## STATED PROBLEM
Exactly reproduce the lines that follow.

## GIVEN DATA
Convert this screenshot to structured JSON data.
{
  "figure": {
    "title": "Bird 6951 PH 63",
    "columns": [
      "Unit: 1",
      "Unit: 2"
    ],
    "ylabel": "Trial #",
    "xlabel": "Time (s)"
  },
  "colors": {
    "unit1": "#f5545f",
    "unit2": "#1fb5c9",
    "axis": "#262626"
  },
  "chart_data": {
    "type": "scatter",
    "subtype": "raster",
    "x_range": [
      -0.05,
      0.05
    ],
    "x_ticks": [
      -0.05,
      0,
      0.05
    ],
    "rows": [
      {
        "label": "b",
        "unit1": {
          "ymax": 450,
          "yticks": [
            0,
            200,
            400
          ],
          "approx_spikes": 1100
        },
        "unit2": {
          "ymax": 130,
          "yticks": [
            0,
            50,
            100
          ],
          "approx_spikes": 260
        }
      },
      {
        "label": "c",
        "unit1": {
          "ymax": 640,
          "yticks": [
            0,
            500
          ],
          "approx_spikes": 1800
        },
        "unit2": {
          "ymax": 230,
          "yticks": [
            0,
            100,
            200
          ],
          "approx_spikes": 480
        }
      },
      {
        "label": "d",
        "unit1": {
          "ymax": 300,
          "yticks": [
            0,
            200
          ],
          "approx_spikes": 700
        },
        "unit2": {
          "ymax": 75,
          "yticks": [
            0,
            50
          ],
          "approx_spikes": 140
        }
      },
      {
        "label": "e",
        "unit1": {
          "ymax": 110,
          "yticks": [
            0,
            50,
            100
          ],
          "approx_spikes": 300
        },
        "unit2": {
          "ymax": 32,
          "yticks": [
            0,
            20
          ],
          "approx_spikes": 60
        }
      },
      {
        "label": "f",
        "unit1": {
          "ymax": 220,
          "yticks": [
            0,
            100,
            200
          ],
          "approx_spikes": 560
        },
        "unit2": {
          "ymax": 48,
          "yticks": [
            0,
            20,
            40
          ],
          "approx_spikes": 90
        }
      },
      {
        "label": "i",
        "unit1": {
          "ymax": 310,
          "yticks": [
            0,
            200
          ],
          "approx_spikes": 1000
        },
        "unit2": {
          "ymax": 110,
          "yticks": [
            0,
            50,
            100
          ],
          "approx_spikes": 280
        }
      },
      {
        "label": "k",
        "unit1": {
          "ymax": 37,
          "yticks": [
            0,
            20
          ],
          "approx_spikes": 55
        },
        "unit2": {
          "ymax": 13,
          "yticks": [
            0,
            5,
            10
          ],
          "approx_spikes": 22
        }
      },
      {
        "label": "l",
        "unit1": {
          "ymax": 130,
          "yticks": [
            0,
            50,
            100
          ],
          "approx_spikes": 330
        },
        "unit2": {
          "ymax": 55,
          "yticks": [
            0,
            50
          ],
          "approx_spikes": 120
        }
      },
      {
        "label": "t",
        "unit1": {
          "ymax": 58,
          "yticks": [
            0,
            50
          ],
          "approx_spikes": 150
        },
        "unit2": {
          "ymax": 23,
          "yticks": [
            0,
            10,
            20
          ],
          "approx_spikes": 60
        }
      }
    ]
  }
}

## TASK ANSWER
Convert this screenshot to structured JSON data.
{
  "figure": {
    "title": "Bird 6951 PH 63",
    "columns": [
      "Unit: 1",
      "Unit: 2"
    ],
    "ylabel": "Trial #",
    "xlabel": "Time (s)"
  },
  "colors": {
    "unit1": "#f5545f",
    "unit2": "#1fb5c9",
    "axis": "#262626"
  },
  "chart_data": {
    "type": "scatter",
    "subtype": "raster",
    "x_range": [
      -0.05,
      0.05
    ],
    "x_ticks": [
      -0.05,
      0,
      0.05
    ],
    "rows": [
      {
        "label": "b",
        "unit1": {
          "ymax": 450,
          "yticks": [
            0,
            200,
            400
          ],
          "approx_spikes": 1100
        },
        "unit2": {
          "ymax": 130,
          "yticks": [
            0,
            50,
            100
          ],
          "approx_spikes": 260
        }
      },
      {
        "label": "c",
        "unit1": {
          "ymax": 640,
          "yticks": [
            0,
            500
          ],
          "approx_spikes": 1800
        },
        "unit2": {
          "ymax": 230,
          "yticks": [
            0,
            100,
            200
          ],
          "approx_spikes": 480
        }
      },
      {
        "label": "d",
        "unit1": {
          "ymax": 300,
          "yticks": [
            0,
            200
          ],
          "approx_spikes": 700
        },
        "unit2": {
          "ymax": 75,
          "yticks": [
            0,
            50
          ],
          "approx_spikes": 140
        }
      },
      {
        "label": "e",
        "unit1": {
          "ymax": 110,
          "yticks": [
            0,
            50,
            100
          ],
          "approx_spikes": 300
        },
        "unit2": {
          "ymax": 32,
          "yticks": [
            0,
            20
          ],
          "approx_spikes": 60
        }
      },
      {
        "label": "f",
        "unit1": {
          "ymax": 220,
          "yticks": [
            0,
            100,
            200
          ],
          "approx_spikes": 560
        },
        "unit2": {
          "ymax": 48,
          "yticks": [
            0,
            20,
            40
          ],
          "approx_spikes": 90
        }
      },
      {
        "label": "i",
        "unit1": {
          "ymax": 310,
          "yticks": [
            0,
            200
          ],
          "approx_spikes": 1000
        },
        "unit2": {
          "ymax": 110,
          "yticks": [
            0,
            50,
            100
          ],
          "approx_spikes": 280
        }
      },
      {
        "label": "k",
        "unit1": {
          "ymax": 37,
          "yticks": [
            0,
            20
          ],
          "approx_spikes": 55
        },
        "unit2": {
          "ymax": 13,
          "yticks": [
            0,
            5,
            10
          ],
          "approx_spikes": 22
        }
      },
      {
        "label": "l",
        "unit1": {
          "ymax": 130,
          "yticks": [
            0,
            50,
            100
          ],
          "approx_spikes": 330
        },
        "unit2": {
          "ymax": 55,
          "yticks": [
            0,
            50
          ],
          "approx_spikes": 120
        }
      },
      {
        "label": "t",
        "unit1": {
          "ymax": 58,
          "yticks": [
            0,
            50
          ],
          "approx_spikes": 150
        },
        "unit2": {
          "ymax": 23,
          "yticks": [
            0,
            10,
            20
          ],
          "approx_spikes": 60
        }
      }
    ]
  }
}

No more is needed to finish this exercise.